##### The data
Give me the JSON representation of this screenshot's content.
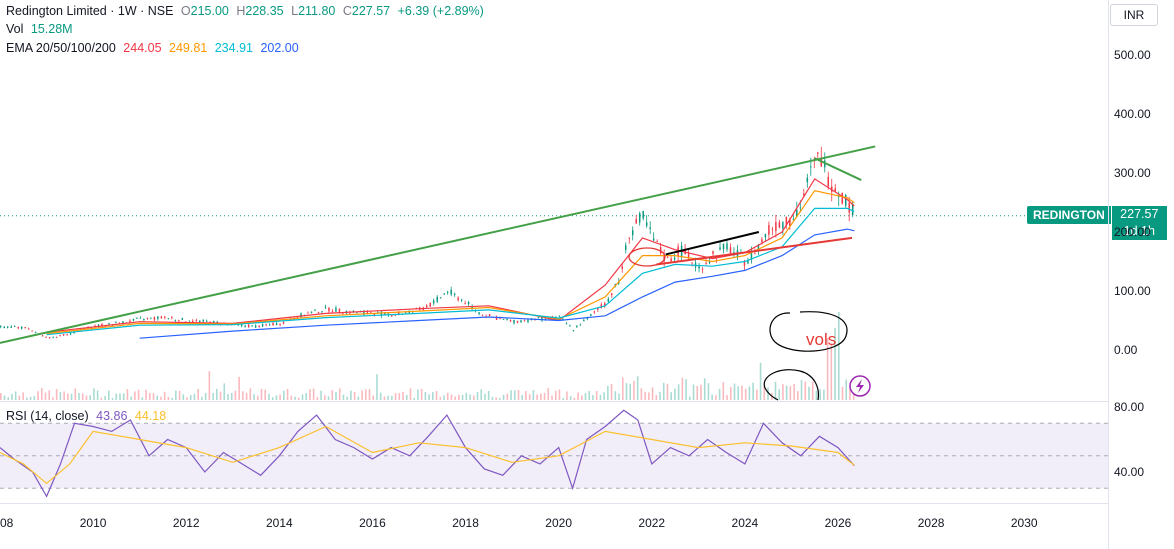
{
  "header": {
    "symbol_line": "Redington Limited · 1W · NSE",
    "open_label": "O",
    "open": "215.00",
    "high_label": "H",
    "high": "228.35",
    "low_label": "L",
    "low": "211.80",
    "close_label": "C",
    "close": "227.57",
    "change": "+6.39 (+2.89%)",
    "vol_label": "Vol",
    "vol": "15.28M",
    "ema_label": "EMA 20/50/100/200",
    "ema20": "244.05",
    "ema50": "249.81",
    "ema100": "234.91",
    "ema200": "202.00"
  },
  "rsi_header": {
    "label": "RSI (14, close)",
    "rsi": "43.86",
    "rsi_ma": "44.18"
  },
  "currency": "INR",
  "price_tag": {
    "symbol": "REDINGTON",
    "price": "227.57",
    "countdown": "1d 1h"
  },
  "annotations": {
    "vols_text": "vols"
  },
  "colors": {
    "up": "#089981",
    "down": "#f23645",
    "ema20": "#f23645",
    "ema50": "#ff9800",
    "ema100": "#00bcd4",
    "ema200": "#2962ff",
    "rsi": "#7e57c2",
    "rsi_ma": "#fbc02d",
    "trend_green": "#43a047",
    "trend_red": "#e53935",
    "trend_black": "#000000"
  },
  "chart_data": [
    {
      "type": "line",
      "title": "Redington Limited · 1W · NSE",
      "y_axis_ticks": [
        "500.00",
        "400.00",
        "300.00",
        "200.00",
        "100.00",
        "0.00"
      ],
      "y_axis_values": [
        500,
        400,
        300,
        200,
        100,
        0
      ],
      "ylim": [
        -80,
        560
      ],
      "x_axis_ticks": [
        "2008",
        "2010",
        "2012",
        "2014",
        "2016",
        "2018",
        "2020",
        "2022",
        "2024",
        "2026",
        "2028",
        "2030"
      ],
      "xlim": [
        2008,
        2031.8
      ],
      "series": [
        {
          "name": "Price",
          "x": [
            2008.0,
            2008.5,
            2009.0,
            2009.5,
            2010.0,
            2010.5,
            2011.0,
            2011.5,
            2012.0,
            2012.5,
            2013.0,
            2013.5,
            2014.0,
            2014.5,
            2015.0,
            2015.5,
            2016.0,
            2016.5,
            2017.0,
            2017.3,
            2017.6,
            2018.0,
            2018.3,
            2018.6,
            2019.0,
            2019.5,
            2020.0,
            2020.3,
            2020.7,
            2021.0,
            2021.3,
            2021.5,
            2021.8,
            2022.0,
            2022.3,
            2022.6,
            2023.0,
            2023.3,
            2023.6,
            2024.0,
            2024.3,
            2024.6,
            2025.0,
            2025.2,
            2025.4,
            2025.6,
            2025.8,
            2026.0,
            2026.2,
            2026.35
          ],
          "y": [
            40,
            38,
            20,
            28,
            40,
            45,
            52,
            55,
            50,
            48,
            42,
            40,
            45,
            60,
            70,
            65,
            62,
            60,
            68,
            80,
            100,
            80,
            62,
            55,
            48,
            52,
            55,
            35,
            60,
            80,
            120,
            200,
            225,
            190,
            150,
            170,
            140,
            160,
            175,
            150,
            180,
            210,
            225,
            250,
            300,
            330,
            290,
            270,
            250,
            227.57
          ]
        },
        {
          "name": "EMA 20",
          "x": [
            2009,
            2011,
            2013,
            2015,
            2017,
            2018.5,
            2020,
            2021,
            2021.8,
            2022.5,
            2023.3,
            2024,
            2024.8,
            2025.5,
            2026.2,
            2026.35
          ],
          "y": [
            30,
            48,
            45,
            62,
            70,
            75,
            50,
            110,
            190,
            170,
            155,
            165,
            200,
            290,
            255,
            244.05
          ]
        },
        {
          "name": "EMA 50",
          "x": [
            2009,
            2011,
            2013,
            2015,
            2017,
            2018.5,
            2020,
            2021,
            2021.8,
            2022.5,
            2023.3,
            2024,
            2024.8,
            2025.5,
            2026.2,
            2026.35
          ],
          "y": [
            28,
            45,
            44,
            58,
            66,
            72,
            52,
            90,
            160,
            160,
            150,
            160,
            190,
            270,
            258,
            249.81
          ]
        },
        {
          "name": "EMA 100",
          "x": [
            2009,
            2011,
            2013,
            2015,
            2017,
            2018.5,
            2020,
            2021,
            2021.8,
            2022.5,
            2023.3,
            2024,
            2024.8,
            2025.5,
            2026.2,
            2026.35
          ],
          "y": [
            26,
            42,
            43,
            55,
            62,
            68,
            54,
            75,
            130,
            145,
            142,
            150,
            175,
            240,
            240,
            234.91
          ]
        },
        {
          "name": "EMA 200",
          "x": [
            2011,
            2013,
            2015,
            2017,
            2018.5,
            2020,
            2021,
            2021.8,
            2022.5,
            2023.3,
            2024,
            2024.8,
            2025.5,
            2026.2,
            2026.35
          ],
          "y": [
            20,
            32,
            42,
            50,
            56,
            50,
            58,
            90,
            115,
            125,
            135,
            160,
            195,
            205,
            202.0
          ]
        }
      ],
      "drawings": [
        {
          "name": "upper-trendline",
          "color": "green",
          "x": [
            2008.0,
            2026.8
          ],
          "y": [
            12,
            345
          ]
        },
        {
          "name": "resistance-line",
          "color": "green",
          "x": [
            2025.5,
            2026.5
          ],
          "y": [
            325,
            288
          ]
        },
        {
          "name": "support-line",
          "color": "red",
          "x": [
            2022.1,
            2026.3
          ],
          "y": [
            145,
            190
          ]
        },
        {
          "name": "black-line",
          "color": "black",
          "x": [
            2022.3,
            2024.3
          ],
          "y": [
            162,
            200
          ]
        }
      ],
      "last_price": 227.57
    },
    {
      "type": "line",
      "title": "RSI (14, close)",
      "y_axis_ticks": [
        "80.00",
        "40.00"
      ],
      "y_axis_values": [
        80,
        40
      ],
      "ylim": [
        18,
        83
      ],
      "band": [
        30,
        70
      ],
      "series": [
        {
          "name": "RSI",
          "x": [
            2008.0,
            2008.3,
            2008.7,
            2009.0,
            2009.3,
            2009.6,
            2010.0,
            2010.4,
            2010.8,
            2011.2,
            2011.6,
            2012.0,
            2012.4,
            2012.8,
            2013.2,
            2013.6,
            2014.0,
            2014.4,
            2014.8,
            2015.2,
            2015.6,
            2016.0,
            2016.4,
            2016.8,
            2017.2,
            2017.6,
            2018.0,
            2018.4,
            2018.8,
            2019.2,
            2019.6,
            2020.0,
            2020.3,
            2020.6,
            2021.0,
            2021.4,
            2021.7,
            2022.0,
            2022.4,
            2022.8,
            2023.2,
            2023.6,
            2024.0,
            2024.4,
            2024.8,
            2025.2,
            2025.6,
            2026.0,
            2026.35
          ],
          "y": [
            55,
            48,
            40,
            25,
            45,
            70,
            68,
            65,
            72,
            50,
            60,
            55,
            40,
            52,
            45,
            38,
            50,
            65,
            75,
            60,
            55,
            48,
            55,
            50,
            62,
            75,
            55,
            42,
            38,
            50,
            45,
            55,
            30,
            60,
            68,
            78,
            72,
            45,
            55,
            50,
            60,
            52,
            45,
            70,
            58,
            50,
            62,
            55,
            43.86
          ]
        },
        {
          "name": "RSI-based MA",
          "x": [
            2008.0,
            2008.5,
            2009.0,
            2009.5,
            2010.0,
            2011.0,
            2012.0,
            2013.0,
            2014.0,
            2015.0,
            2016.0,
            2017.0,
            2018.0,
            2019.0,
            2020.0,
            2021.0,
            2022.0,
            2023.0,
            2024.0,
            2025.0,
            2026.0,
            2026.35
          ],
          "y": [
            52,
            45,
            33,
            45,
            65,
            60,
            55,
            46,
            55,
            68,
            52,
            58,
            55,
            46,
            50,
            65,
            60,
            55,
            58,
            56,
            52,
            44.18
          ]
        }
      ]
    }
  ]
}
##########
Your objective
From the material above, copy everything exactly but the pictures.

Expected answer
Give me the JSON representation of this screenshot's content.
{
  "header": {
    "symbol_line": "Redington Limited · 1W · NSE",
    "open_label": "O",
    "open": "215.00",
    "high_label": "H",
    "high": "228.35",
    "low_label": "L",
    "low": "211.80",
    "close_label": "C",
    "close": "227.57",
    "change": "+6.39 (+2.89%)",
    "vol_label": "Vol",
    "vol": "15.28M",
    "ema_label": "EMA 20/50/100/200",
    "ema20": "244.05",
    "ema50": "249.81",
    "ema100": "234.91",
    "ema200": "202.00"
  },
  "rsi_header": {
    "label": "RSI (14, close)",
    "rsi": "43.86",
    "rsi_ma": "44.18"
  },
  "currency": "INR",
  "price_tag": {
    "symbol": "REDINGTON",
    "price": "227.57",
    "countdown": "1d 1h"
  },
  "annotations": {
    "vols_text": "vols"
  },
  "colors": {
    "up": "#089981",
    "down": "#f23645",
    "ema20": "#f23645",
    "ema50": "#ff9800",
    "ema100": "#00bcd4",
    "ema200": "#2962ff",
    "rsi": "#7e57c2",
    "rsi_ma": "#fbc02d",
    "trend_green": "#43a047",
    "trend_red": "#e53935",
    "trend_black": "#000000"
  },
  "chart_data": [
    {
      "type": "line",
      "title": "Redington Limited · 1W · NSE",
      "y_axis_ticks": [
        "500.00",
        "400.00",
        "300.00",
        "200.00",
        "100.00",
        "0.00"
      ],
      "y_axis_values": [
        500,
        400,
        300,
        200,
        100,
        0
      ],
      "ylim": [
        -80,
        560
      ],
      "x_axis_ticks": [
        "2008",
        "2010",
        "2012",
        "2014",
        "2016",
        "2018",
        "2020",
        "2022",
        "2024",
        "2026",
        "2028",
        "2030"
      ],
      "xlim": [
        2008,
        2031.8
      ],
      "series": [
        {
          "name": "Price",
          "x": [
            2008.0,
            2008.5,
            2009.0,
            2009.5,
            2010.0,
            2010.5,
            2011.0,
            2011.5,
            2012.0,
            2012.5,
            2013.0,
            2013.5,
            2014.0,
            2014.5,
            2015.0,
            2015.5,
            2016.0,
            2016.5,
            2017.0,
            2017.3,
            2017.6,
            2018.0,
            2018.3,
            2018.6,
            2019.0,
            2019.5,
            2020.0,
            2020.3,
            2020.7,
            2021.0,
            2021.3,
            2021.5,
            2021.8,
            2022.0,
            2022.3,
            2022.6,
            2023.0,
            2023.3,
            2023.6,
            2024.0,
            2024.3,
            2024.6,
            2025.0,
            2025.2,
            2025.4,
            2025.6,
            2025.8,
            2026.0,
            2026.2,
            2026.35
          ],
          "y": [
            40,
            38,
            20,
            28,
            40,
            45,
            52,
            55,
            50,
            48,
            42,
            40,
            45,
            60,
            70,
            65,
            62,
            60,
            68,
            80,
            100,
            80,
            62,
            55,
            48,
            52,
            55,
            35,
            60,
            80,
            120,
            200,
            225,
            190,
            150,
            170,
            140,
            160,
            175,
            150,
            180,
            210,
            225,
            250,
            300,
            330,
            290,
            270,
            250,
            227.57
          ]
        },
        {
          "name": "EMA 20",
          "x": [
            2009,
            2011,
            2013,
            2015,
            2017,
            2018.5,
            2020,
            2021,
            2021.8,
            2022.5,
            2023.3,
            2024,
            2024.8,
            2025.5,
            2026.2,
            2026.35
          ],
          "y": [
            30,
            48,
            45,
            62,
            70,
            75,
            50,
            110,
            190,
            170,
            155,
            165,
            200,
            290,
            255,
            244.05
          ]
        },
        {
          "name": "EMA 50",
          "x": [
            2009,
            2011,
            2013,
            2015,
            2017,
            2018.5,
            2020,
            2021,
            2021.8,
            2022.5,
            2023.3,
            2024,
            2024.8,
            2025.5,
            2026.2,
            2026.35
          ],
          "y": [
            28,
            45,
            44,
            58,
            66,
            72,
            52,
            90,
            160,
            160,
            150,
            160,
            190,
            270,
            258,
            249.81
          ]
        },
        {
          "name": "EMA 100",
          "x": [
            2009,
            2011,
            2013,
            2015,
            2017,
            2018.5,
            2020,
            2021,
            2021.8,
            2022.5,
            2023.3,
            2024,
            2024.8,
            2025.5,
            2026.2,
            2026.35
          ],
          "y": [
            26,
            42,
            43,
            55,
            62,
            68,
            54,
            75,
            130,
            145,
            142,
            150,
            175,
            240,
            240,
            234.91
          ]
        },
        {
          "name": "EMA 200",
          "x": [
            2011,
            2013,
            2015,
            2017,
            2018.5,
            2020,
            2021,
            2021.8,
            2022.5,
            2023.3,
            2024,
            2024.8,
            2025.5,
            2026.2,
            2026.35
          ],
          "y": [
            20,
            32,
            42,
            50,
            56,
            50,
            58,
            90,
            115,
            125,
            135,
            160,
            195,
            205,
            202.0
          ]
        }
      ],
      "drawings": [
        {
          "name": "upper-trendline",
          "color": "green",
          "x": [
            2008.0,
            2026.8
          ],
          "y": [
            12,
            345
          ]
        },
        {
          "name": "resistance-line",
          "color": "green",
          "x": [
            2025.5,
            2026.5
          ],
          "y": [
            325,
            288
          ]
        },
        {
          "name": "support-line",
          "color": "red",
          "x": [
            2022.1,
            2026.3
          ],
          "y": [
            145,
            190
          ]
        },
        {
          "name": "black-line",
          "color": "black",
          "x": [
            2022.3,
            2024.3
          ],
          "y": [
            162,
            200
          ]
        }
      ],
      "last_price": 227.57
    },
    {
      "type": "line",
      "title": "RSI (14, close)",
      "y_axis_ticks": [
        "80.00",
        "40.00"
      ],
      "y_axis_values": [
        80,
        40
      ],
      "ylim": [
        18,
        83
      ],
      "band": [
        30,
        70
      ],
      "series": [
        {
          "name": "RSI",
          "x": [
            2008.0,
            2008.3,
            2008.7,
            2009.0,
            2009.3,
            2009.6,
            2010.0,
            2010.4,
            2010.8,
            2011.2,
            2011.6,
            2012.0,
            2012.4,
            2012.8,
            2013.2,
            2013.6,
            2014.0,
            2014.4,
            2014.8,
            2015.2,
            2015.6,
            2016.0,
            2016.4,
            2016.8,
            2017.2,
            2017.6,
            2018.0,
            2018.4,
            2018.8,
            2019.2,
            2019.6,
            2020.0,
            2020.3,
            2020.6,
            2021.0,
            2021.4,
            2021.7,
            2022.0,
            2022.4,
            2022.8,
            2023.2,
            2023.6,
            2024.0,
            2024.4,
            2024.8,
            2025.2,
            2025.6,
            2026.0,
            2026.35
          ],
          "y": [
            55,
            48,
            40,
            25,
            45,
            70,
            68,
            65,
            72,
            50,
            60,
            55,
            40,
            52,
            45,
            38,
            50,
            65,
            75,
            60,
            55,
            48,
            55,
            50,
            62,
            75,
            55,
            42,
            38,
            50,
            45,
            55,
            30,
            60,
            68,
            78,
            72,
            45,
            55,
            50,
            60,
            52,
            45,
            70,
            58,
            50,
            62,
            55,
            43.86
          ]
        },
        {
          "name": "RSI-based MA",
          "x": [
            2008.0,
            2008.5,
            2009.0,
            2009.5,
            2010.0,
            2011.0,
            2012.0,
            2013.0,
            2014.0,
            2015.0,
            2016.0,
            2017.0,
            2018.0,
            2019.0,
            2020.0,
            2021.0,
            2022.0,
            2023.0,
            2024.0,
            2025.0,
            2026.0,
            2026.35
          ],
          "y": [
            52,
            45,
            33,
            45,
            65,
            60,
            55,
            46,
            55,
            68,
            52,
            58,
            55,
            46,
            50,
            65,
            60,
            55,
            58,
            56,
            52,
            44.18
          ]
        }
      ]
    }
  ]
}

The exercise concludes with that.